-- begin Task inputs --
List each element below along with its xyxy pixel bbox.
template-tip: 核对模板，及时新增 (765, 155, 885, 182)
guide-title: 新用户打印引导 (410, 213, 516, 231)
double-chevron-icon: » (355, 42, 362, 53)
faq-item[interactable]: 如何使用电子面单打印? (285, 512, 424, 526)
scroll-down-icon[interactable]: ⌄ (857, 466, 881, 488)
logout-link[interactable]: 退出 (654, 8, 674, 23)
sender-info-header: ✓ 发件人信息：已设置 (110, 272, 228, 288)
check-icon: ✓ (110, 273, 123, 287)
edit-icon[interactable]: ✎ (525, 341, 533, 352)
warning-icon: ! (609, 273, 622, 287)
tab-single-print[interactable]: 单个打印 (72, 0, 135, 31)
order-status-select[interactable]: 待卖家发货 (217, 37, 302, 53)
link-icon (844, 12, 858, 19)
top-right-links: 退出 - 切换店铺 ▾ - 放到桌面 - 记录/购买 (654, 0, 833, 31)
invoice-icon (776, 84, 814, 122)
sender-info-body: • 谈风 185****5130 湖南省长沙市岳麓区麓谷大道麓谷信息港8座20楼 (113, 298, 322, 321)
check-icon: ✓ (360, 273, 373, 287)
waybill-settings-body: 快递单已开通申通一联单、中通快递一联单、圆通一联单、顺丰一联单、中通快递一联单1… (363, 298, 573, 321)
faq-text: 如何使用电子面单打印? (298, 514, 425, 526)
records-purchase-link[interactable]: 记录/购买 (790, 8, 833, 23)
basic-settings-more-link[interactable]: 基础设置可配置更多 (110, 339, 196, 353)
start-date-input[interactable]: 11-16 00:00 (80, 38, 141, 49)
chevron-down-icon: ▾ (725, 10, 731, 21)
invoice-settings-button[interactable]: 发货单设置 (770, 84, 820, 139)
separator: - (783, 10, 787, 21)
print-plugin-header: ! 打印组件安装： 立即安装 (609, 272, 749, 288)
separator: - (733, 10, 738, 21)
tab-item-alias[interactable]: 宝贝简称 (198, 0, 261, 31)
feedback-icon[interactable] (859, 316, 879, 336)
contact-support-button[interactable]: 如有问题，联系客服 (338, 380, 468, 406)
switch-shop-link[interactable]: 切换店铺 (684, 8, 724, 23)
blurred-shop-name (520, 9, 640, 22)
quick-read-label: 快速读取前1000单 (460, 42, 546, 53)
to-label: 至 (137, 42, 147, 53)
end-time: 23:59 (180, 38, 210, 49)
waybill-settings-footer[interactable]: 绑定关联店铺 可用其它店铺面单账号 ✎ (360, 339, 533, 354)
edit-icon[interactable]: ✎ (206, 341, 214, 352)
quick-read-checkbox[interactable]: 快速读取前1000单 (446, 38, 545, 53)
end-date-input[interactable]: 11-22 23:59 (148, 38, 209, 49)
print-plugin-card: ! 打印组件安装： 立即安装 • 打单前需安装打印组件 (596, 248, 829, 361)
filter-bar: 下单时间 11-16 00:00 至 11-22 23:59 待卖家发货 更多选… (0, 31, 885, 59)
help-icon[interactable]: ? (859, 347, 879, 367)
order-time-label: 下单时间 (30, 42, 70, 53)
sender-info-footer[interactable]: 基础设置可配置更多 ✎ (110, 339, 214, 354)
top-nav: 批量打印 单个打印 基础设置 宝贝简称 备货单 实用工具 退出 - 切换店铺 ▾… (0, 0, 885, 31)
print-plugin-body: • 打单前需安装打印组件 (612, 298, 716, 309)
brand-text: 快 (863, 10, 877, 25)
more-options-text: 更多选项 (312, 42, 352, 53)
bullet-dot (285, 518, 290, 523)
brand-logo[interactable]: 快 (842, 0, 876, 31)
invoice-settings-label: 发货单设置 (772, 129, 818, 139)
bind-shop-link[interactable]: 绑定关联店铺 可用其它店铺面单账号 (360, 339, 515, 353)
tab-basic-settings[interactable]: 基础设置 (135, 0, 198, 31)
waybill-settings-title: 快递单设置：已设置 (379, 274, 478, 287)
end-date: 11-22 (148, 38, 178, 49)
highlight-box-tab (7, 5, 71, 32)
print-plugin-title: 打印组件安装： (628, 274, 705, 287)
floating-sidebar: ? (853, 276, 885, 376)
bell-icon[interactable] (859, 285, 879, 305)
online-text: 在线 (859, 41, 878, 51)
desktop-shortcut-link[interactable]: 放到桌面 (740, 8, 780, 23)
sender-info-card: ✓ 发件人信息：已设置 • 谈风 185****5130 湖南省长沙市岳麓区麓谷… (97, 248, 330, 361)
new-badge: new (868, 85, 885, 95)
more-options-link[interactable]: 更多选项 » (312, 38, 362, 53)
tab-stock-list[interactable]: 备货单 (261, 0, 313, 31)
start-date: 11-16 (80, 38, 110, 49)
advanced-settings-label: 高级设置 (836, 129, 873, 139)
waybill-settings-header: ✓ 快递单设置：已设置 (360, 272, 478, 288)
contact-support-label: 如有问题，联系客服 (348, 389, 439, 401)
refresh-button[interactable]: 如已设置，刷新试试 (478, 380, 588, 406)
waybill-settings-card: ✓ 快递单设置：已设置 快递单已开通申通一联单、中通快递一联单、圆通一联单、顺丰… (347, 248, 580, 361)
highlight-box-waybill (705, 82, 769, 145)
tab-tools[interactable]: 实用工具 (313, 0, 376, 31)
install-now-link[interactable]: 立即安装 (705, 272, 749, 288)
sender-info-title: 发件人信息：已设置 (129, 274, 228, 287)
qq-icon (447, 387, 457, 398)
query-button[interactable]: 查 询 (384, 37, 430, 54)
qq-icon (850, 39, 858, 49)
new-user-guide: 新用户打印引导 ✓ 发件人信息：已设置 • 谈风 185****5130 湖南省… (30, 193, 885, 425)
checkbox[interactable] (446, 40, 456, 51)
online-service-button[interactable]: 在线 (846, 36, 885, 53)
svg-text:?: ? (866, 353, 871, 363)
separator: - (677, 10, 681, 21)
-- end Task inputs --
Stated task: Can you update the listing from its first line up to and including the line containing "sender-info-footer[interactable]: 基础设置可配置更多 ✎" by replacing "separator" with "divider" and leaving everything else unchanged? Give back only those lines.

Task result:
List each element below along with its xyxy pixel bbox.
template-tip: 核对模板，及时新增 (765, 155, 885, 182)
guide-title: 新用户打印引导 (410, 213, 516, 231)
double-chevron-icon: » (355, 42, 362, 53)
faq-item[interactable]: 如何使用电子面单打印? (285, 512, 424, 526)
scroll-down-icon[interactable]: ⌄ (857, 466, 881, 488)
logout-link[interactable]: 退出 (654, 8, 674, 23)
sender-info-header: ✓ 发件人信息：已设置 (110, 272, 228, 288)
check-icon: ✓ (110, 273, 123, 287)
edit-icon[interactable]: ✎ (525, 341, 533, 352)
warning-icon: ! (609, 273, 622, 287)
tab-single-print[interactable]: 单个打印 (72, 0, 135, 31)
order-status-select[interactable]: 待卖家发货 (217, 37, 302, 53)
link-icon (844, 12, 858, 19)
top-right-links: 退出 - 切换店铺 ▾ - 放到桌面 - 记录/购买 (654, 0, 833, 31)
invoice-icon (776, 84, 814, 122)
sender-info-body: • 谈风 185****5130 湖南省长沙市岳麓区麓谷大道麓谷信息港8座20楼 (113, 298, 322, 321)
check-icon: ✓ (360, 273, 373, 287)
waybill-settings-body: 快递单已开通申通一联单、中通快递一联单、圆通一联单、顺丰一联单、中通快递一联单1… (363, 298, 573, 321)
faq-text: 如何使用电子面单打印? (298, 514, 425, 526)
records-purchase-link[interactable]: 记录/购买 (790, 8, 833, 23)
basic-settings-more-link[interactable]: 基础设置可配置更多 (110, 339, 196, 353)
start-date-input[interactable]: 11-16 00:00 (80, 38, 141, 49)
chevron-down-icon: ▾ (725, 10, 731, 21)
invoice-settings-button[interactable]: 发货单设置 (770, 84, 820, 139)
divider: - (783, 10, 787, 21)
print-plugin-header: ! 打印组件安装： 立即安装 (609, 272, 749, 288)
divider: - (733, 10, 738, 21)
tab-item-alias[interactable]: 宝贝简称 (198, 0, 261, 31)
feedback-icon[interactable] (859, 316, 879, 336)
contact-support-button[interactable]: 如有问题，联系客服 (338, 380, 468, 406)
switch-shop-link[interactable]: 切换店铺 (684, 8, 724, 23)
blurred-shop-name (520, 9, 640, 22)
quick-read-label: 快速读取前1000单 (460, 42, 546, 53)
to-label: 至 (137, 42, 147, 53)
end-time: 23:59 (180, 38, 210, 49)
waybill-settings-footer[interactable]: 绑定关联店铺 可用其它店铺面单账号 ✎ (360, 339, 533, 354)
edit-icon[interactable]: ✎ (206, 341, 214, 352)
quick-read-checkbox[interactable]: 快速读取前1000单 (446, 38, 545, 53)
end-date-input[interactable]: 11-22 23:59 (148, 38, 209, 49)
print-plugin-card: ! 打印组件安装： 立即安装 • 打单前需安装打印组件 (596, 248, 829, 361)
filter-bar: 下单时间 11-16 00:00 至 11-22 23:59 待卖家发货 更多选… (0, 31, 885, 59)
help-icon[interactable]: ? (859, 347, 879, 367)
order-time-label: 下单时间 (30, 42, 70, 53)
sender-info-footer[interactable]: 基础设置可配置更多 ✎ (110, 339, 214, 354)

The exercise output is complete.